Brief: Omit all pictures. Copy the rest of the material exactly.

Records for this task:
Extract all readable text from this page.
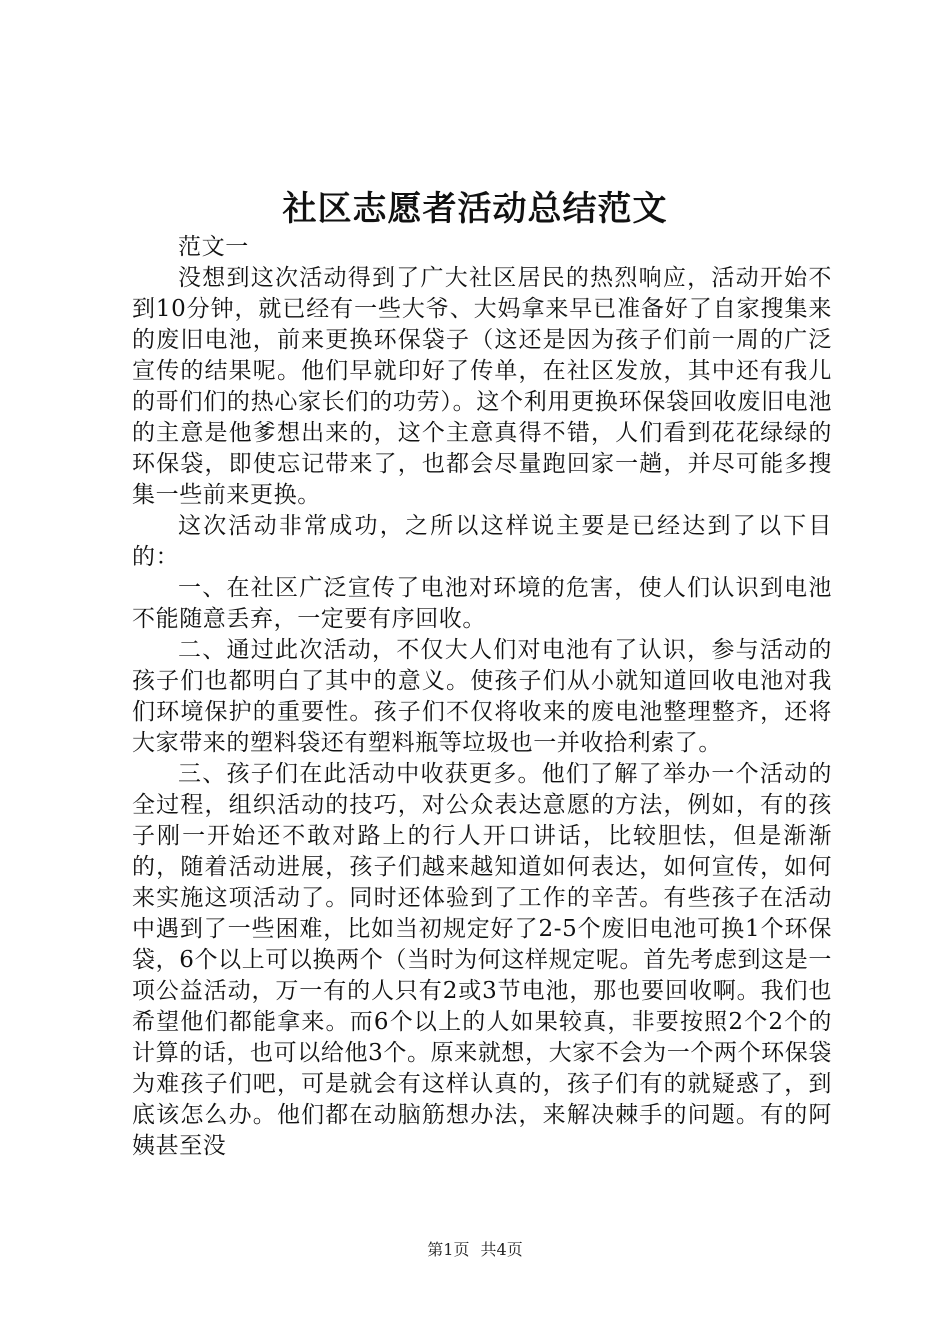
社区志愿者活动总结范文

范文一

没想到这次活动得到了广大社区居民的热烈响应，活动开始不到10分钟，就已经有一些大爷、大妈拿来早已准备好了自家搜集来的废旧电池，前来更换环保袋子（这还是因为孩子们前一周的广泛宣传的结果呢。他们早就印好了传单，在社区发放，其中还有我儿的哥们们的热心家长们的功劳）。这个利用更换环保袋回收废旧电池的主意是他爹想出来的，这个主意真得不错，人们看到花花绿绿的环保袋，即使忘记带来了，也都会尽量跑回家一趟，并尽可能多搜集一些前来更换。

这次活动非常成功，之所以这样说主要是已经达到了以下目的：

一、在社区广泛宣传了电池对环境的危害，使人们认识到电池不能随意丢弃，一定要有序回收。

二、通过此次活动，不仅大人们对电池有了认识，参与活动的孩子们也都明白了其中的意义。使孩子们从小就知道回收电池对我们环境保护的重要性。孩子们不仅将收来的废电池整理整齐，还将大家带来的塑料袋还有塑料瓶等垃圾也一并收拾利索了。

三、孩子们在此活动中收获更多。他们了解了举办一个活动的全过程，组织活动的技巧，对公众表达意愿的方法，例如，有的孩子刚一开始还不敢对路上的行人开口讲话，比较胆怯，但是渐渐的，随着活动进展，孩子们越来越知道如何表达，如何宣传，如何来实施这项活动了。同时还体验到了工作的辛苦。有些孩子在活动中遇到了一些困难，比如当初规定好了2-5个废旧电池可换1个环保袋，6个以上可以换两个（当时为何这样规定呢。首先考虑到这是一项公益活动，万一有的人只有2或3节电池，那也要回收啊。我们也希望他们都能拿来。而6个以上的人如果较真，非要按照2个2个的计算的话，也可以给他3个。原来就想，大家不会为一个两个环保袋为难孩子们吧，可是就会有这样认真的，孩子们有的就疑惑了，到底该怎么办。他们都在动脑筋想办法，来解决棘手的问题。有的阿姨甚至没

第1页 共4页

Output for this exercise:
Extract all readable text from this page.
社区志愿者活动总结范文

范文一

没想到这次活动得到了广大社区居民的热烈响应，活动开始不到10分钟，就已经有一些大爷、大妈拿来早已准备好了自家搜集来的废旧电池，前来更换环保袋子（这还是因为孩子们前一周的广泛宣传的结果呢。他们早就印好了传单，在社区发放，其中还有我儿的哥们们的热心家长们的功劳）。这个利用更换环保袋回收废旧电池的主意是他爹想出来的，这个主意真得不错，人们看到花花绿绿的环保袋，即使忘记带来了，也都会尽量跑回家一趟，并尽可能多搜集一些前来更换。

这次活动非常成功，之所以这样说主要是已经达到了以下目的：

一、在社区广泛宣传了电池对环境的危害，使人们认识到电池不能随意丢弃，一定要有序回收。

二、通过此次活动，不仅大人们对电池有了认识，参与活动的孩子们也都明白了其中的意义。使孩子们从小就知道回收电池对我们环境保护的重要性。孩子们不仅将收来的废电池整理整齐，还将大家带来的塑料袋还有塑料瓶等垃圾也一并收拾利索了。

三、孩子们在此活动中收获更多。他们了解了举办一个活动的全过程，组织活动的技巧，对公众表达意愿的方法，例如，有的孩子刚一开始还不敢对路上的行人开口讲话，比较胆怯，但是渐渐的，随着活动进展，孩子们越来越知道如何表达，如何宣传，如何来实施这项活动了。同时还体验到了工作的辛苦。有些孩子在活动中遇到了一些困难，比如当初规定好了2-5个废旧电池可换1个环保袋，6个以上可以换两个（当时为何这样规定呢。首先考虑到这是一项公益活动，万一有的人只有2或3节电池，那也要回收啊。我们也希望他们都能拿来。而6个以上的人如果较真，非要按照2个2个的计算的话，也可以给他3个。原来就想，大家不会为一个两个环保袋为难孩子们吧，可是就会有这样认真的，孩子们有的就疑惑了，到底该怎么办。他们都在动脑筋想办法，来解决棘手的问题。有的阿姨甚至没

第1页 共4页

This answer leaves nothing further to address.